Entries from a visual dataset
● ● ● ● ●
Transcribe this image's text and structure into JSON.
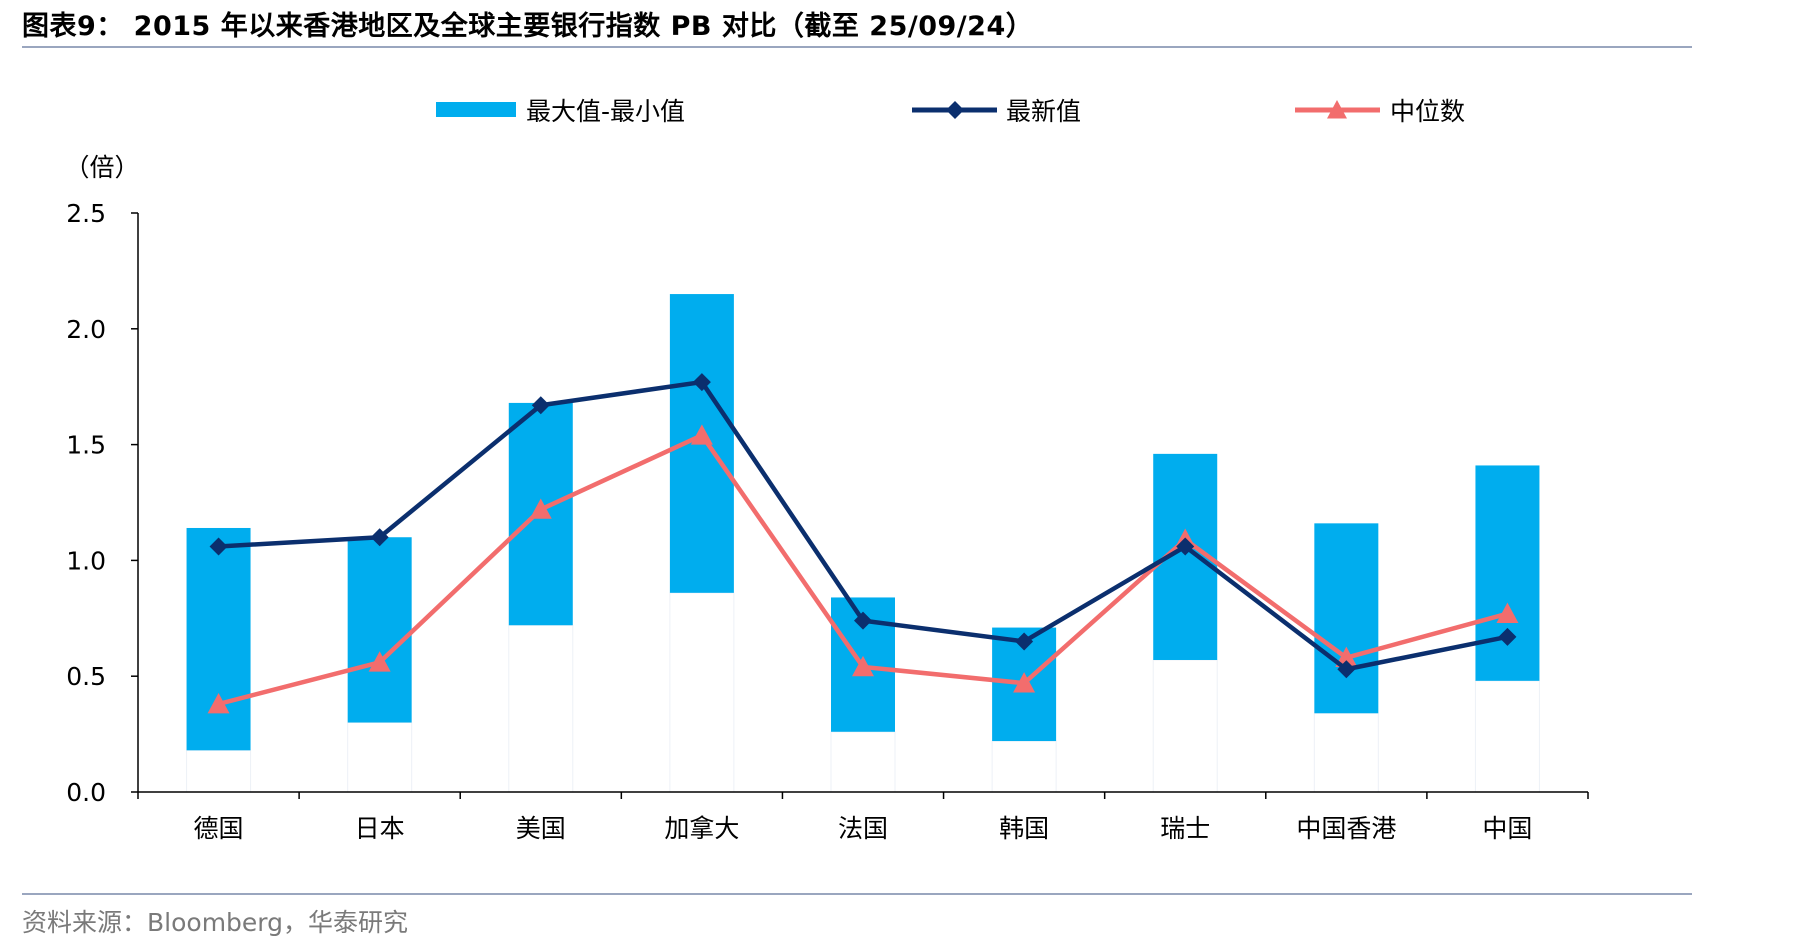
{
  "header": {
    "title": "图表9： 2015 年以来香港地区及全球主要银行指数 PB 对比（截至 25/09/24）"
  },
  "footer": {
    "source": "资料来源：Bloomberg，华泰研究"
  },
  "colors": {
    "range_bar": "#00adee",
    "latest": "#0b2f6e",
    "median": "#f26d6d",
    "axis": "#000000",
    "rule": "#9aa6bf"
  },
  "chart_data": {
    "type": "bar",
    "ylabel": "（倍）",
    "ylim": [
      0,
      2.5
    ],
    "yticks": [
      "0.0",
      "0.5",
      "1.0",
      "1.5",
      "2.0",
      "2.5"
    ],
    "grid": false,
    "legend_position": "top",
    "categories": [
      "德国",
      "日本",
      "美国",
      "加拿大",
      "法国",
      "韩国",
      "瑞士",
      "中国香港",
      "中国"
    ],
    "series": [
      {
        "name": "最大值-最小值",
        "kind": "floating-bar",
        "min": [
          0.18,
          0.3,
          0.72,
          0.86,
          0.26,
          0.22,
          0.57,
          0.34,
          0.48
        ],
        "max": [
          1.14,
          1.1,
          1.68,
          2.15,
          0.84,
          0.71,
          1.46,
          1.16,
          1.41
        ]
      },
      {
        "name": "最新值",
        "kind": "line",
        "marker": "diamond",
        "values": [
          1.06,
          1.1,
          1.67,
          1.77,
          0.74,
          0.65,
          1.06,
          0.53,
          0.67
        ]
      },
      {
        "name": "中位数",
        "kind": "line",
        "marker": "triangle",
        "values": [
          0.38,
          0.56,
          1.22,
          1.54,
          0.54,
          0.47,
          1.09,
          0.58,
          0.77
        ]
      }
    ]
  }
}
● ● ● ● ●
# Task objective:
Leave every image out, and retype the material exactly.

# Result of this exercise:
Transcribe this image's text and structure into JSON.
{
  "header": {
    "title": "图表9： 2015 年以来香港地区及全球主要银行指数 PB 对比（截至 25/09/24）"
  },
  "footer": {
    "source": "资料来源：Bloomberg，华泰研究"
  },
  "colors": {
    "range_bar": "#00adee",
    "latest": "#0b2f6e",
    "median": "#f26d6d",
    "axis": "#000000",
    "rule": "#9aa6bf"
  },
  "chart_data": {
    "type": "bar",
    "ylabel": "（倍）",
    "ylim": [
      0,
      2.5
    ],
    "yticks": [
      "0.0",
      "0.5",
      "1.0",
      "1.5",
      "2.0",
      "2.5"
    ],
    "grid": false,
    "legend_position": "top",
    "categories": [
      "德国",
      "日本",
      "美国",
      "加拿大",
      "法国",
      "韩国",
      "瑞士",
      "中国香港",
      "中国"
    ],
    "series": [
      {
        "name": "最大值-最小值",
        "kind": "floating-bar",
        "min": [
          0.18,
          0.3,
          0.72,
          0.86,
          0.26,
          0.22,
          0.57,
          0.34,
          0.48
        ],
        "max": [
          1.14,
          1.1,
          1.68,
          2.15,
          0.84,
          0.71,
          1.46,
          1.16,
          1.41
        ]
      },
      {
        "name": "最新值",
        "kind": "line",
        "marker": "diamond",
        "values": [
          1.06,
          1.1,
          1.67,
          1.77,
          0.74,
          0.65,
          1.06,
          0.53,
          0.67
        ]
      },
      {
        "name": "中位数",
        "kind": "line",
        "marker": "triangle",
        "values": [
          0.38,
          0.56,
          1.22,
          1.54,
          0.54,
          0.47,
          1.09,
          0.58,
          0.77
        ]
      }
    ]
  }
}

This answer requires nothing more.